Document section:
---+---
Tony Rothman (born 1953) is an American theoretical physicist, academic and writer.

Early life
Tony is the son of physicist and science fiction writer Milton A. Rothman and psychotherapist Doris W. Rothman. 
He holds a B.A. from Swarthmore College, (1975) and a PhD from the University of Texas at Austin (1981), where he studied at the Center for Relativity.  He continued on post-doctoral fellowships at Oxford, Moscow State University and the University of Cape Town.

Career
Rothman worked briefly as an editor at Scientific American, then taught at Harvard, Illinois Wesleyan University, Bryn Mawr College and from 2005 to 2013 at Princeton University.  In January 2016 he joined the faculty of NYU Polytech, now known as the Tandon School of Engineering and retired from teaching there in 2019.

Rothman's scientific research has been concerned mainly with general relativity and cosmology, for which he has made contributions to the  study of the early universe, specifically cosmic nucleosynthesis, black holes, inflationary cosmology and gravitons.

Rothman was the scientific editor for Andrei Sakharov's Memoirs and he has contributed to numerous magazines, including Scientific American, Discover, American Scientist, The New Republic and History Today. He has played oboe at a professional level and commissioned a concerto from Alexander Raskatov.

Selected works
Tony Rothman's first book, written just after graduating college, was The World is Round (Ballantine, 1978), a science fiction novel about the evolution of society on a non-earthlike planet.  His experiences in Russia resulted in publication of a collection of short stories entitled Censored Tales (1989).  He has also published six books of popular science and science history.  His collection A Physicist on Madison Avenue (1991) was nominated for the Pulitzer Prize, while Doubt and Certainty, with George Sudarshan, was chosen by the A-List as one of the 200 best books of 1998. He co-authored Sacred Mathematics: Japanese Temple Geometry with Fukagawa Hidetoshi. Published in 2008, this was the first history of sangaku in English, and won the Association of American Publisher's 2008 PROSE award for Professional and Scholarly Excellence in mathematics.  His play The Magician and the Fool, about Pushkin and Galois, won the 1981 Oxford Experimental Theatre Club competition, and his play The Sand Reckoner, about Archimedes, received a staged reading at Harvard in 1995.  He has also written five other plays, on mathematical and musical subjects.
---+---
Given instruction 1:
Rewrite the stretch from "Tony Rothman (born" through "Doris W. Rothman." of the Tony Rothman biography, putting "counselor" in place of "psychotherapist".
Given instruction 2:
According to the Tony Rothman biography, where and in what year did he earn his PhD?

Dataset extract:
---+---
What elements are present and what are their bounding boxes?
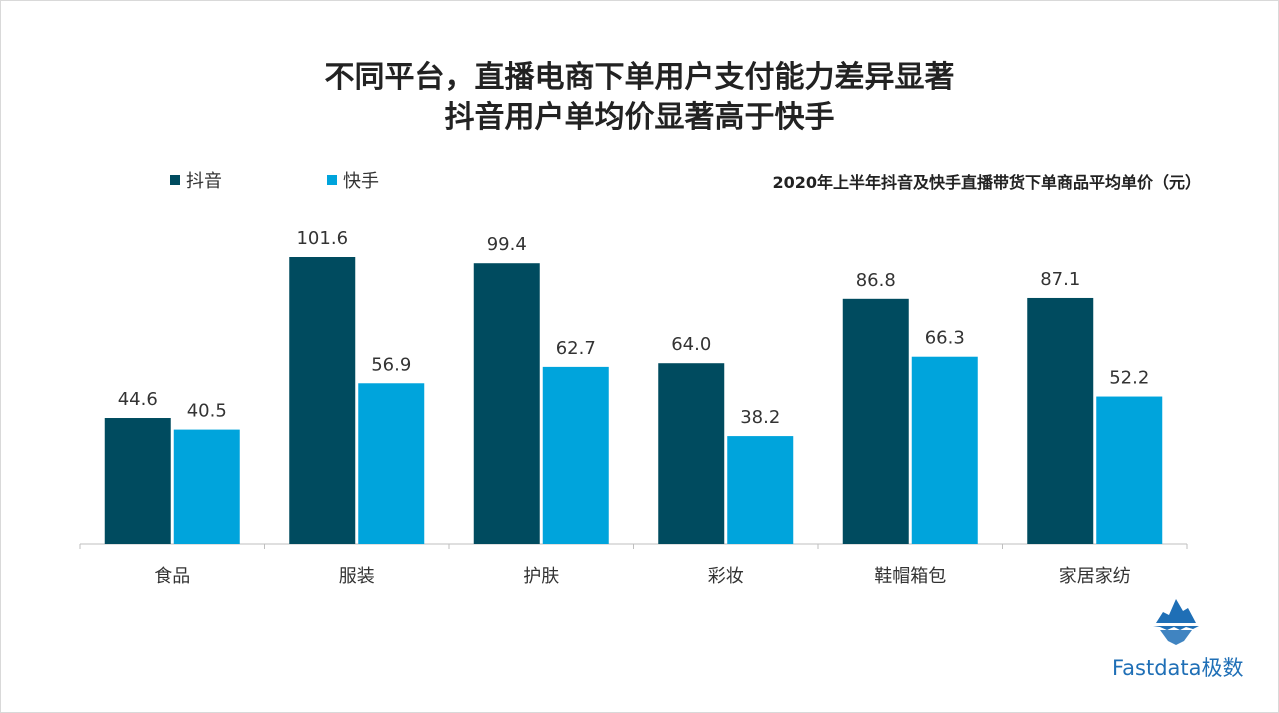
---+---
Full output 1:
Tony Rothman (born 1953) is an American theoretical physicist, academic and writer.

Early life
Tony is the son of physicist and science fiction writer Milton A. Rothman and counselor Doris W. Rothman.

Full output 2:
He earned his PhD at the University of Texas at Austin in 1981.